Saved data entries

□ □ □

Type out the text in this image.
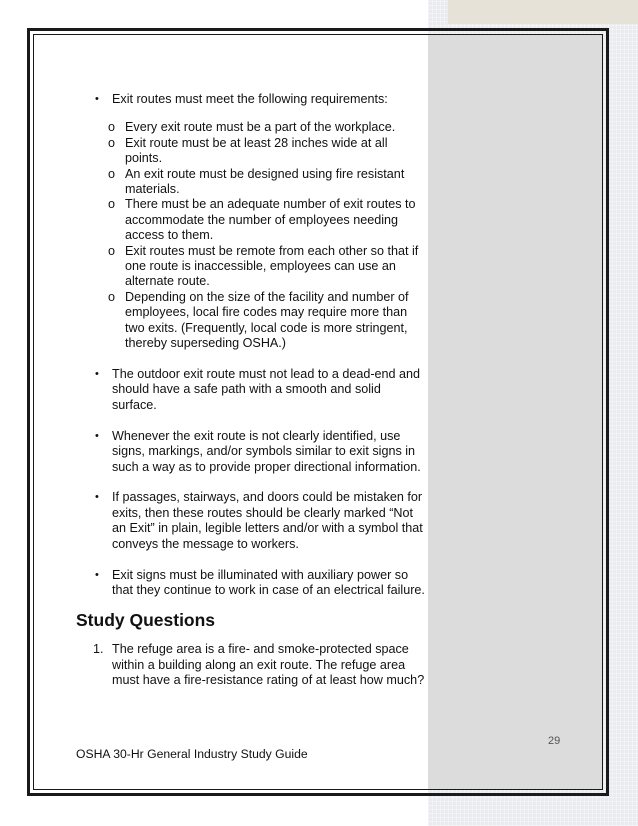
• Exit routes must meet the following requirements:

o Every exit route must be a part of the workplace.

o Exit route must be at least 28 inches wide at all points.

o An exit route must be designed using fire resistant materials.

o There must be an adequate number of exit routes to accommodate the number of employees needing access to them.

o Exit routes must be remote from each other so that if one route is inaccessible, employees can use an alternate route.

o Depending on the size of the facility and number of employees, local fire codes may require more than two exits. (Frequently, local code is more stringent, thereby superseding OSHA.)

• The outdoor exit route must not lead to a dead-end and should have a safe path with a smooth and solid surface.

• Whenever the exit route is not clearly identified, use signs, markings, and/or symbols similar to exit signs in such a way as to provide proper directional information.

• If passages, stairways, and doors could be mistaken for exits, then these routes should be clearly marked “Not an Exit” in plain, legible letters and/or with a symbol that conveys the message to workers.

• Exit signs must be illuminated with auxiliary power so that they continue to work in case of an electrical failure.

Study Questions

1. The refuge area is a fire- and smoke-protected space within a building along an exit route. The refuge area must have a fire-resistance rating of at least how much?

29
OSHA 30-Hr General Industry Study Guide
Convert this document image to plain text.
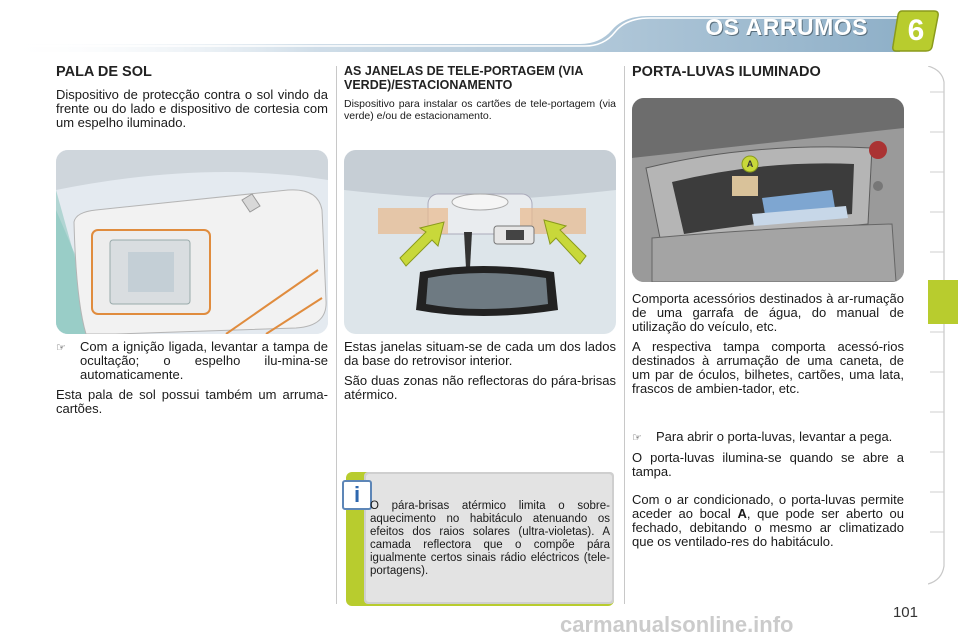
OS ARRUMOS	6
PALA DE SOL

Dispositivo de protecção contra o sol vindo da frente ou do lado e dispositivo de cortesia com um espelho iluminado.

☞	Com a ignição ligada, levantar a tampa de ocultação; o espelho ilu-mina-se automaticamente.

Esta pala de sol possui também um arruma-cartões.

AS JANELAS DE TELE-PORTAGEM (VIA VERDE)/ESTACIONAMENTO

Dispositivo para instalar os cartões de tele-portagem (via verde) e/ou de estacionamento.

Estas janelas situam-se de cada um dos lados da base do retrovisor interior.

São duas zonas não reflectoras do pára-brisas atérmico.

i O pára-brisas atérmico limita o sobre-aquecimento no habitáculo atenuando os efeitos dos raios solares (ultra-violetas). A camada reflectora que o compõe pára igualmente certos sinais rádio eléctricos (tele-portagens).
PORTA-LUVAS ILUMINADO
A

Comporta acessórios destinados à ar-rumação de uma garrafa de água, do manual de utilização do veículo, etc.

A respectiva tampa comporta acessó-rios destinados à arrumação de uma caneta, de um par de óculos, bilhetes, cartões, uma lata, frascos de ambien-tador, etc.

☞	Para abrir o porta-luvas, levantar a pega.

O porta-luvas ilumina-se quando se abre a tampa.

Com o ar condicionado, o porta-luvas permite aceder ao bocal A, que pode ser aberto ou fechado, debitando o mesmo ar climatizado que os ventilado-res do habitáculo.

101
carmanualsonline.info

□ □ □

Locate the line containing "Convert this document image to plain text." in the material above, then repeat it and every later line exactly, with no pictures.

#### COMPLETED EXERCISE
Convert this document image to plain text.
OS ARRUMOS	6
PALA DE SOL

Dispositivo de protecção contra o sol vindo da frente ou do lado e dispositivo de cortesia com um espelho iluminado.

☞	Com a ignição ligada, levantar a tampa de ocultação; o espelho ilu-mina-se automaticamente.

Esta pala de sol possui também um arruma-cartões.

AS JANELAS DE TELE-PORTAGEM (VIA VERDE)/ESTACIONAMENTO

Dispositivo para instalar os cartões de tele-portagem (via verde) e/ou de estacionamento.

Estas janelas situam-se de cada um dos lados da base do retrovisor interior.

São duas zonas não reflectoras do pára-brisas atérmico.

i O pára-brisas atérmico limita o sobre-aquecimento no habitáculo atenuando os efeitos dos raios solares (ultra-violetas). A camada reflectora que o compõe pára igualmente certos sinais rádio eléctricos (tele-portagens).
PORTA-LUVAS ILUMINADO
A

Comporta acessórios destinados à ar-rumação de uma garrafa de água, do manual de utilização do veículo, etc.

A respectiva tampa comporta acessó-rios destinados à arrumação de uma caneta, de um par de óculos, bilhetes, cartões, uma lata, frascos de ambien-tador, etc.

☞	Para abrir o porta-luvas, levantar a pega.

O porta-luvas ilumina-se quando se abre a tampa.

Com o ar condicionado, o porta-luvas permite aceder ao bocal A, que pode ser aberto ou fechado, debitando o mesmo ar climatizado que os ventilado-res do habitáculo.

101
carmanualsonline.info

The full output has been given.